▶ _THE PROBLEM_
Report the count of lines below that include "Extract", without any other text.

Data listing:
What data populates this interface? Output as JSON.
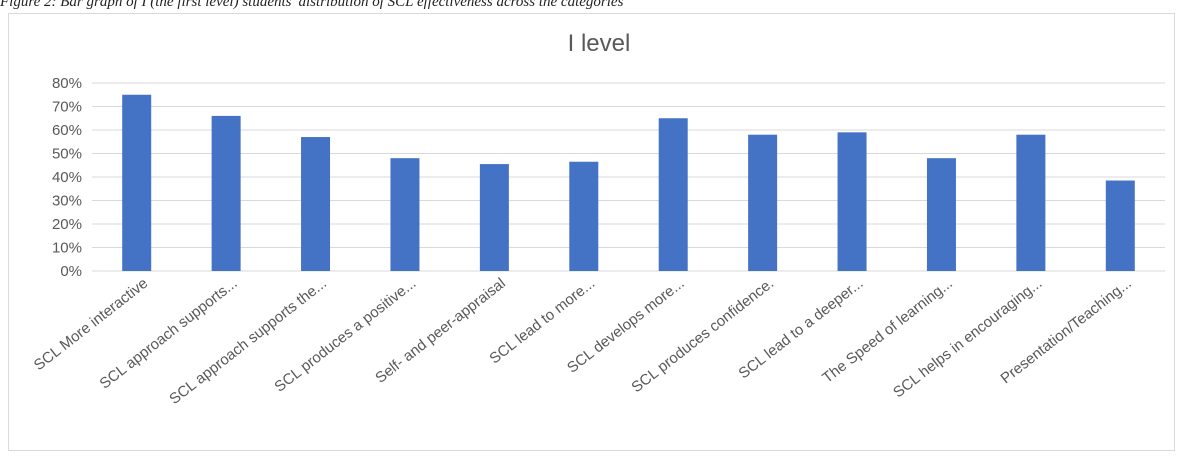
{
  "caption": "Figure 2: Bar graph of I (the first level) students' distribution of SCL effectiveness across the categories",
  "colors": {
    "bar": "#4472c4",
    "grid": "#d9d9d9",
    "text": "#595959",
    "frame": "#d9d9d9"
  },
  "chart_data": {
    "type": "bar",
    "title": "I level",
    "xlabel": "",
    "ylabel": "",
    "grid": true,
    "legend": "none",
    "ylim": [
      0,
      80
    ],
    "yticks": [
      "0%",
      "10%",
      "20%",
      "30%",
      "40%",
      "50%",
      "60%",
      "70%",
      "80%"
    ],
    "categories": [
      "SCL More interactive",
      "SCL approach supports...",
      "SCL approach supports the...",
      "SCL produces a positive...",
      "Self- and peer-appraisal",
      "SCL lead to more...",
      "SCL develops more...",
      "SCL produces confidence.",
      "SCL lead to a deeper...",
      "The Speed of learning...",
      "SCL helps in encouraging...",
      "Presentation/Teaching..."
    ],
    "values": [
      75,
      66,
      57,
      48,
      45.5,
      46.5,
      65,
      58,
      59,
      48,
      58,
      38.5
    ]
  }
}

...

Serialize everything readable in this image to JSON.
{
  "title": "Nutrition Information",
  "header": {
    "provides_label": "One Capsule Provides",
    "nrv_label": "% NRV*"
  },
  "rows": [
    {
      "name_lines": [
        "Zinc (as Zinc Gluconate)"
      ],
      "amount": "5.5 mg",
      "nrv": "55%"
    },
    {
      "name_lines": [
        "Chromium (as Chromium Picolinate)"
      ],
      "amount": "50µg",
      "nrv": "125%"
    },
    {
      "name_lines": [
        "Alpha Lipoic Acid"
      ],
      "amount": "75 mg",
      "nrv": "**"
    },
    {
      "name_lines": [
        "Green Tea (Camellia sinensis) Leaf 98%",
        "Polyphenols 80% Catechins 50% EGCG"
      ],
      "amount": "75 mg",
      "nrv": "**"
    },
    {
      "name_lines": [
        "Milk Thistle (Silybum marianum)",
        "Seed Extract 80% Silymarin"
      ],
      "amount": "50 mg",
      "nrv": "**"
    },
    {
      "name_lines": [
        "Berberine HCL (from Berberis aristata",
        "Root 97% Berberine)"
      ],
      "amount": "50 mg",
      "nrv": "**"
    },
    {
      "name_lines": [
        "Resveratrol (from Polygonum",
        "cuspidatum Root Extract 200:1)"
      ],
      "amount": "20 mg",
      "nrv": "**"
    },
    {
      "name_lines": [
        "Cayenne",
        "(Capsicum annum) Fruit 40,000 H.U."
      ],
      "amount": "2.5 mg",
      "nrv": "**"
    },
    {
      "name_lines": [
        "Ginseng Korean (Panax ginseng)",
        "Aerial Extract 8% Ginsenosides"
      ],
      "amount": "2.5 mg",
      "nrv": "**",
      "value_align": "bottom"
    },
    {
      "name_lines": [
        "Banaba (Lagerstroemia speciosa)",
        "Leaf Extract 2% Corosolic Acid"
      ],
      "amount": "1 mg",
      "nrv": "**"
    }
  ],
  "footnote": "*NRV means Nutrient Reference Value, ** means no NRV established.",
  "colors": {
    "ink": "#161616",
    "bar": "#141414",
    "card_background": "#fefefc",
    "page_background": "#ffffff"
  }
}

▶ _OUTPUT FOR THIS TASK_
4